Questions on the material:
A) Name every length of time that the forum thread on brute-forcing a server's root password states in words.
B) Continue the forum thread on brute-forcing a server's root password, starting after its final sentence.

Text under study:
I was playing around with a DigitalOcean droplet. Linux Ubuntu 18.04.
I had a root password about 8 alphanumeric characters long. Port 22. It would take about 3 days for hackers with Chinese IP addresses to break into it.
I replicated this experiment a couple of times. And each time it took about 3 days.
So I stopped using a password and switched to SSH keys.
DigitalOcean generates an initial root password that's 26 alphanumeric characters long. Is that much more secure? (After the first log-in DigitalOcean requires you to choose your own password, so I would choose shorter passwords of 8 characters so I could memorize them.)
Your thoughts on how long would it take hackers to brute force it?
Interesting question and testing of the hackers with the Chinese IP!
I'll assume that by 'alphanumeric', you mean
[A-Za-z0-9], or 62 characters. If they average 3 days to crack an 8-character password, then it should take 6 days to cover all of the 62^8 possible passwords, so they're able to guess 62^8 ÷ (6×24×60×60) = 421180759 passwords per second.A 26-character password at that same rate would take 62^26 ÷ 2 ÷ 421180759 ÷ (60×60×24×365), or 1.5 nonillion years to break, on average.

(Document layout analysis data)
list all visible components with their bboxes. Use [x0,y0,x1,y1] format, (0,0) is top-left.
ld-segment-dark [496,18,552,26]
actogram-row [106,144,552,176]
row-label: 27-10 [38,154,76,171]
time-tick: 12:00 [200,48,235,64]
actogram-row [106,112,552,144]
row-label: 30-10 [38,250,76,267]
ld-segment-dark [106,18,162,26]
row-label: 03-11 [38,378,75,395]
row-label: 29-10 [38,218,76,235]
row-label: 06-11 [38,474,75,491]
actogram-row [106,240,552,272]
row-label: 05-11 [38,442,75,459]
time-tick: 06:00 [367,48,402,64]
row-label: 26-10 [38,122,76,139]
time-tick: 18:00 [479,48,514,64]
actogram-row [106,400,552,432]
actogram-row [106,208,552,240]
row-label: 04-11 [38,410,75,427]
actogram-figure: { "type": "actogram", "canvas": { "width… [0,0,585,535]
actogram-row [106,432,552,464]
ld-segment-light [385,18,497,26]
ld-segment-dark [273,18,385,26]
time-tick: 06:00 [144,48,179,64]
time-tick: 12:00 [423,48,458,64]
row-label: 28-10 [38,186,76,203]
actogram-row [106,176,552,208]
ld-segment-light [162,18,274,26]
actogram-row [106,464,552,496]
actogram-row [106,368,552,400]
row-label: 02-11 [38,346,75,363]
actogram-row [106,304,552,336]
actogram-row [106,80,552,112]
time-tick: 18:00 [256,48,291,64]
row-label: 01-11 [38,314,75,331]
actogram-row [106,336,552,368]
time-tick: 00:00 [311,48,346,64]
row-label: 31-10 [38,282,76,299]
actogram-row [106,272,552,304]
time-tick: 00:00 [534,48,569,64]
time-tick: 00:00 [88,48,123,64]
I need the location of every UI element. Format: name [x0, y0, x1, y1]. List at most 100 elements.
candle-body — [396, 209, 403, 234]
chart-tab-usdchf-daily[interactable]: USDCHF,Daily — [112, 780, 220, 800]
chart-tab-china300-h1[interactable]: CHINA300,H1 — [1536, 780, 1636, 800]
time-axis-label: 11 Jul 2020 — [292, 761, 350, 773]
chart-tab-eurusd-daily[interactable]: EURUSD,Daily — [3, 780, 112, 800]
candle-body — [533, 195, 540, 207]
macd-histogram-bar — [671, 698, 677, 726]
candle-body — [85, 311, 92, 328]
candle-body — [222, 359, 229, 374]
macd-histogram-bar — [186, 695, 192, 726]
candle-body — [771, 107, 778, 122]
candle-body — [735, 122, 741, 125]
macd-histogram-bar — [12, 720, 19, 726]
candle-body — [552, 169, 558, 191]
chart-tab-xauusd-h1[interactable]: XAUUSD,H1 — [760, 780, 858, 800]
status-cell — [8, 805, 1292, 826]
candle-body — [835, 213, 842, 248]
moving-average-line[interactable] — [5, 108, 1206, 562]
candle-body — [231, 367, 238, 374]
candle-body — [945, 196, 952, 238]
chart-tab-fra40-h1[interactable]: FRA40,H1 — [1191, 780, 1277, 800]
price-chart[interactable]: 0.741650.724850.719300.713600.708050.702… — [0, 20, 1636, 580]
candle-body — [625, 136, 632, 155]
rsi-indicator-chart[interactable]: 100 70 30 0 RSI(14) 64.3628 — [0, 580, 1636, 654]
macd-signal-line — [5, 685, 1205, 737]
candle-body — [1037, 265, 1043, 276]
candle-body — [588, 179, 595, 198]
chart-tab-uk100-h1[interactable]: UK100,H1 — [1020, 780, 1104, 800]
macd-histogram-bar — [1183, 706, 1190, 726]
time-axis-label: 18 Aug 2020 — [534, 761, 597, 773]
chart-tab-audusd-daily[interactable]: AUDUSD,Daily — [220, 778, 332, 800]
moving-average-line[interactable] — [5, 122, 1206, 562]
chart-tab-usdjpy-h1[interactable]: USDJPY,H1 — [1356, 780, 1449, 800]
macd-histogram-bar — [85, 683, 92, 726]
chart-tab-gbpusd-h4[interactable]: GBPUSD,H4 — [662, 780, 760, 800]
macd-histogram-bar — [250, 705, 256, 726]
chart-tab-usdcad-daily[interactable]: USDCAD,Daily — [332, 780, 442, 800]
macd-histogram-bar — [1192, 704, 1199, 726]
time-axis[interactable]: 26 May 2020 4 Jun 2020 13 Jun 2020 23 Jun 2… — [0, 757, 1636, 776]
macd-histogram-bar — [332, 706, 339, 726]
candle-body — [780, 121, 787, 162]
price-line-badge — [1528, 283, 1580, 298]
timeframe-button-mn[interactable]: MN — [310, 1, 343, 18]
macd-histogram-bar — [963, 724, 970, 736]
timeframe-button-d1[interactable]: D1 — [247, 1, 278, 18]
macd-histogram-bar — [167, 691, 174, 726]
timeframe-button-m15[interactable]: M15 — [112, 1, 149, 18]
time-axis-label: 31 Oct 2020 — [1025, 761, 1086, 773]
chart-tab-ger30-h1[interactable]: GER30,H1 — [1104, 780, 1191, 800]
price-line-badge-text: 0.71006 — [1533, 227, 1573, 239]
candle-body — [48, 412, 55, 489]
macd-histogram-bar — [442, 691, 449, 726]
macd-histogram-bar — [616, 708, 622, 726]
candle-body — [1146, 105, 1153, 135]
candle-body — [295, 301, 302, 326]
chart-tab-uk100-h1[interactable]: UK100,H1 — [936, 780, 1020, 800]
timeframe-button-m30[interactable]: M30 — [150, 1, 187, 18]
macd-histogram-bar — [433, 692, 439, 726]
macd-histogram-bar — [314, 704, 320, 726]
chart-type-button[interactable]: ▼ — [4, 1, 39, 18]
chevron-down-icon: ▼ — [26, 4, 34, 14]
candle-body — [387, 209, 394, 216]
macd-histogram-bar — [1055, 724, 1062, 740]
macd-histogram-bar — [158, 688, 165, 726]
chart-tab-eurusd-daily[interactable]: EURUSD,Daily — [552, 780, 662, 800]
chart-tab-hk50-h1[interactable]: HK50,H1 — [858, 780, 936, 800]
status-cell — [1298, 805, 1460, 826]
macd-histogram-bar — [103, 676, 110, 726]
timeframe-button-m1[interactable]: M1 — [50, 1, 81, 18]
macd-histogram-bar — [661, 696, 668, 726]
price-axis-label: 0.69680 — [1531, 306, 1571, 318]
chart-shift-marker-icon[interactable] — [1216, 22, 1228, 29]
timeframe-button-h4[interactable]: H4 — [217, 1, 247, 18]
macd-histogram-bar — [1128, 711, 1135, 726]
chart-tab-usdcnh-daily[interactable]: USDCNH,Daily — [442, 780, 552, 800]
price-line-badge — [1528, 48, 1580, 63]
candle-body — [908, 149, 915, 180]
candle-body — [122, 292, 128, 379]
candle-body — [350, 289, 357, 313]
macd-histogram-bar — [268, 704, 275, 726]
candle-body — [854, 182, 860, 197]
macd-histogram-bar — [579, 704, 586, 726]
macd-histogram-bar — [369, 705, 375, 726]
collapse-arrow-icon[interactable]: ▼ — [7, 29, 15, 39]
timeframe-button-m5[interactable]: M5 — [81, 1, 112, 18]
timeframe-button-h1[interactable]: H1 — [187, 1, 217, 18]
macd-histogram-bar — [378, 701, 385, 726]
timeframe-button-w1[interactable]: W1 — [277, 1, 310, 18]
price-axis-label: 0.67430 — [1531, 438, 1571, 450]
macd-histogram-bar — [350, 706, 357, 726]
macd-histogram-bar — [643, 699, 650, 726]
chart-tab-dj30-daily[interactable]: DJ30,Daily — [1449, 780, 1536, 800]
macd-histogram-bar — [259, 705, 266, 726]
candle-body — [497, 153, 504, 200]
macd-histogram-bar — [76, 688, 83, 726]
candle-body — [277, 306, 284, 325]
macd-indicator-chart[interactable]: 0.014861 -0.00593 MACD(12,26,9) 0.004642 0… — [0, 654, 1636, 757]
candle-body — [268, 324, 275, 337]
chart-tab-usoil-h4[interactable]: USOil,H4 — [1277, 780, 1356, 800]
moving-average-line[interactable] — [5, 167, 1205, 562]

Answer set:
A)
- About 3 days
- 6 days
- 1.5 nonillion years

B)
That said, 421180759 passwords per second is really impressive. I'm guessing your 8-character passwords are not truly random, but rather made up of dictionary words or other semi-predictable components, thus making our guesses-per-second calculation off. They probably can't break the 26-character password in 1.5 nonillion years.
By the way, password strength is often measured in bits of entropy. The 8-character password is log₂(62^8), or 48 bits of entropy, assuming it's truly random. The 26-character password comes in at a whoppping 155 bits of entropy! If you haven't seen it, you also must read the classic xkcd password strength commic.